▶ Material supplied
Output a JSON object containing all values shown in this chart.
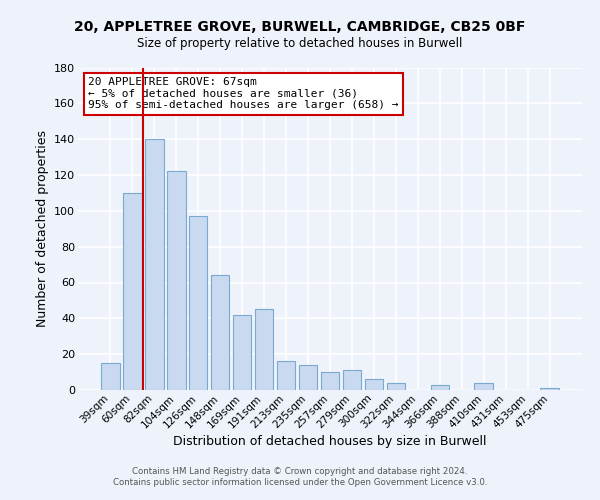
{
  "title_line1": "20, APPLETREE GROVE, BURWELL, CAMBRIDGE, CB25 0BF",
  "title_line2": "Size of property relative to detached houses in Burwell",
  "xlabel": "Distribution of detached houses by size in Burwell",
  "ylabel": "Number of detached properties",
  "bar_labels": [
    "39sqm",
    "60sqm",
    "82sqm",
    "104sqm",
    "126sqm",
    "148sqm",
    "169sqm",
    "191sqm",
    "213sqm",
    "235sqm",
    "257sqm",
    "279sqm",
    "300sqm",
    "322sqm",
    "344sqm",
    "366sqm",
    "388sqm",
    "410sqm",
    "431sqm",
    "453sqm",
    "475sqm"
  ],
  "bar_values": [
    15,
    110,
    140,
    122,
    97,
    64,
    42,
    45,
    16,
    14,
    10,
    11,
    6,
    4,
    0,
    3,
    0,
    4,
    0,
    0,
    1
  ],
  "bar_color": "#c8d9f0",
  "bar_edge_color": "#7aaad0",
  "vline_color": "#cc0000",
  "ylim": [
    0,
    180
  ],
  "yticks": [
    0,
    20,
    40,
    60,
    80,
    100,
    120,
    140,
    160,
    180
  ],
  "annotation_text": "20 APPLETREE GROVE: 67sqm\n← 5% of detached houses are smaller (36)\n95% of semi-detached houses are larger (658) →",
  "annotation_box_color": "#ffffff",
  "annotation_box_edge": "#cc0000",
  "footer_line1": "Contains HM Land Registry data © Crown copyright and database right 2024.",
  "footer_line2": "Contains public sector information licensed under the Open Government Licence v3.0.",
  "background_color": "#eef2fa"
}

▶ Exercise instructions
Each line containing the word "houses" counts once; report the total alone.

▶ Response below
3